— START —
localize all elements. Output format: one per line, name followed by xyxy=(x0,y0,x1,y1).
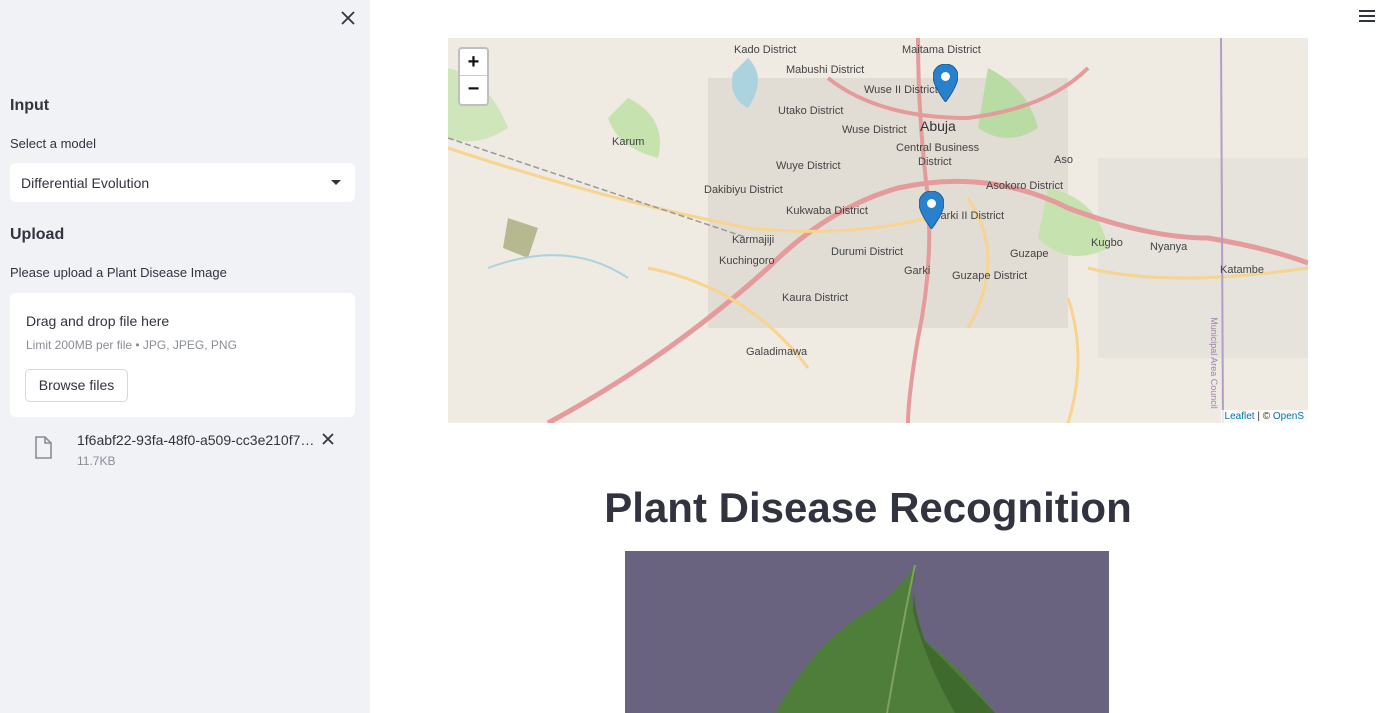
map-label: Karum xyxy=(612,136,645,148)
leaf-image xyxy=(625,551,1109,713)
map-label: Katambe xyxy=(1220,264,1265,276)
zoom-out-button[interactable]: − xyxy=(460,76,487,103)
map-label: Aso xyxy=(1054,154,1073,166)
map-label: Kuchingoro xyxy=(719,255,775,267)
map-label: Utako District xyxy=(778,105,844,117)
map[interactable]: Kado District Maitama District Mabushi D… xyxy=(448,38,1308,423)
uploaded-file-size: 11.7KB xyxy=(77,454,116,468)
map-label: Galadimawa xyxy=(746,346,808,358)
select-model-label: Select a model xyxy=(10,136,96,151)
map-label: Maitama District xyxy=(902,44,981,56)
upload-label: Please upload a Plant Disease Image xyxy=(10,265,227,280)
map-marker-icon[interactable] xyxy=(932,63,959,107)
leaflet-link[interactable]: Leaflet xyxy=(1225,411,1255,422)
model-select[interactable]: Differential Evolution xyxy=(10,163,355,202)
map-label: Wuye District xyxy=(776,160,841,172)
file-dropzone[interactable]: Drag and drop file here Limit 200MB per … xyxy=(10,293,355,417)
map-attribution: Leaflet | © OpenS xyxy=(1220,410,1308,423)
map-label: Kado District xyxy=(734,44,797,56)
dropzone-title: Drag and drop file here xyxy=(26,313,170,329)
map-label: Abuja xyxy=(920,118,956,134)
uploaded-file-item: 1f6abf22-93fa-48f0-a509-cc3e210f7… 11.7K… xyxy=(10,428,355,472)
upload-heading: Upload xyxy=(10,226,65,243)
map-label: Kaura District xyxy=(782,292,849,304)
map-label: Wuse District xyxy=(842,124,907,136)
model-select-value: Differential Evolution xyxy=(21,175,150,191)
map-label: Kugbo xyxy=(1091,237,1123,249)
map-label: Asokoro District xyxy=(986,180,1064,192)
uploaded-file-name: 1f6abf22-93fa-48f0-a509-cc3e210f7… xyxy=(77,432,315,448)
chevron-down-icon xyxy=(331,180,341,185)
zoom-control: + − xyxy=(458,47,489,106)
map-label: Guzape District xyxy=(952,270,1028,282)
map-label: Karmajiji xyxy=(732,234,775,246)
sidebar: Input Select a model Differential Evolut… xyxy=(0,0,370,713)
map-label: District xyxy=(918,156,952,168)
map-label: Garki xyxy=(904,265,931,277)
zoom-in-button[interactable]: + xyxy=(460,49,487,76)
map-label: Mabushi District xyxy=(786,64,865,76)
openstreetmap-link[interactable]: OpenS xyxy=(1273,411,1304,422)
map-label: Guzape xyxy=(1010,248,1049,260)
attribution-separator: | © xyxy=(1254,411,1273,422)
file-icon xyxy=(34,436,52,464)
map-label: Kukwaba District xyxy=(786,205,868,217)
map-label: Nyanya xyxy=(1150,241,1188,253)
map-label: Durumi District xyxy=(831,246,904,258)
map-label: Central Business xyxy=(896,142,980,154)
main-menu-icon[interactable] xyxy=(1359,10,1375,24)
map-label: Dakibiyu District xyxy=(704,184,783,196)
dropzone-limit: Limit 200MB per file • JPG, JPEG, PNG xyxy=(26,338,237,352)
map-label: Municipal Area Council xyxy=(1208,317,1219,409)
close-sidebar-icon[interactable] xyxy=(338,8,358,28)
input-heading: Input xyxy=(10,97,50,114)
map-label: Wuse II District xyxy=(864,84,938,96)
map-marker-icon[interactable] xyxy=(918,190,945,234)
delete-file-icon[interactable] xyxy=(321,432,335,451)
page-title: Plant Disease Recognition xyxy=(604,484,1132,531)
browse-files-button[interactable]: Browse files xyxy=(25,369,128,402)
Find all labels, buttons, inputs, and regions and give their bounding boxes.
— END —
Reproduce every line of the entries above verbatim, omitting the pictures.

localize all elements. Output format: one per line, name followed by xyxy=(x0,y0,x1,y1).
map-label: Karum xyxy=(612,136,645,148)
leaf-image xyxy=(625,551,1109,713)
map-label: Katambe xyxy=(1220,264,1265,276)
zoom-out-button[interactable]: − xyxy=(460,76,487,103)
map-label: Aso xyxy=(1054,154,1073,166)
map-label: Kuchingoro xyxy=(719,255,775,267)
map-label: Utako District xyxy=(778,105,844,117)
map[interactable]: Kado District Maitama District Mabushi D… xyxy=(448,38,1308,423)
uploaded-file-size: 11.7KB xyxy=(77,454,116,468)
map-label: Galadimawa xyxy=(746,346,808,358)
select-model-label: Select a model xyxy=(10,136,96,151)
map-label: Maitama District xyxy=(902,44,981,56)
upload-label: Please upload a Plant Disease Image xyxy=(10,265,227,280)
map-marker-icon[interactable] xyxy=(932,63,959,107)
leaflet-link[interactable]: Leaflet xyxy=(1225,411,1255,422)
model-select[interactable]: Differential Evolution xyxy=(10,163,355,202)
map-label: Wuye District xyxy=(776,160,841,172)
file-dropzone[interactable]: Drag and drop file here Limit 200MB per … xyxy=(10,293,355,417)
map-attribution: Leaflet | © OpenS xyxy=(1220,410,1308,423)
map-label: Kado District xyxy=(734,44,797,56)
dropzone-title: Drag and drop file here xyxy=(26,313,170,329)
map-label: Abuja xyxy=(920,118,956,134)
uploaded-file-item: 1f6abf22-93fa-48f0-a509-cc3e210f7… 11.7K… xyxy=(10,428,355,472)
upload-heading: Upload xyxy=(10,226,65,243)
map-label: Kaura District xyxy=(782,292,849,304)
map-label: Wuse District xyxy=(842,124,907,136)
model-select-value: Differential Evolution xyxy=(21,175,150,191)
map-label: Kugbo xyxy=(1091,237,1123,249)
map-label: Asokoro District xyxy=(986,180,1064,192)
uploaded-file-name: 1f6abf22-93fa-48f0-a509-cc3e210f7… xyxy=(77,432,315,448)
chevron-down-icon xyxy=(331,180,341,185)
zoom-control: + − xyxy=(458,47,489,106)
map-label: Guzape District xyxy=(952,270,1028,282)
map-label: Karmajiji xyxy=(732,234,775,246)
sidebar: Input Select a model Differential Evolut… xyxy=(0,0,370,713)
map-label: District xyxy=(918,156,952,168)
map-label: Garki xyxy=(904,265,931,277)
zoom-in-button[interactable]: + xyxy=(460,49,487,76)
map-label: Mabushi District xyxy=(786,64,865,76)
openstreetmap-link[interactable]: OpenS xyxy=(1273,411,1304,422)
map-label: Guzape xyxy=(1010,248,1049,260)
attribution-separator: | © xyxy=(1254,411,1273,422)
file-icon xyxy=(34,436,52,464)
map-label: Kukwaba District xyxy=(786,205,868,217)
map-label: Nyanya xyxy=(1150,241,1188,253)
map-label: Durumi District xyxy=(831,246,904,258)
map-label: Central Business xyxy=(896,142,980,154)
main-menu-icon[interactable] xyxy=(1359,10,1375,24)
map-label: Dakibiyu District xyxy=(704,184,783,196)
dropzone-limit: Limit 200MB per file • JPG, JPEG, PNG xyxy=(26,338,237,352)
map-label: Municipal Area Council xyxy=(1208,317,1219,409)
close-sidebar-icon[interactable] xyxy=(338,8,358,28)
input-heading: Input xyxy=(10,97,50,114)
map-label: Wuse II District xyxy=(864,84,938,96)
map-marker-icon[interactable] xyxy=(918,190,945,234)
delete-file-icon[interactable] xyxy=(321,432,335,451)
page-title: Plant Disease Recognition xyxy=(604,484,1132,531)
browse-files-button[interactable]: Browse files xyxy=(25,369,128,402)
Find all labels, buttons, inputs, and regions and give their bounding boxes.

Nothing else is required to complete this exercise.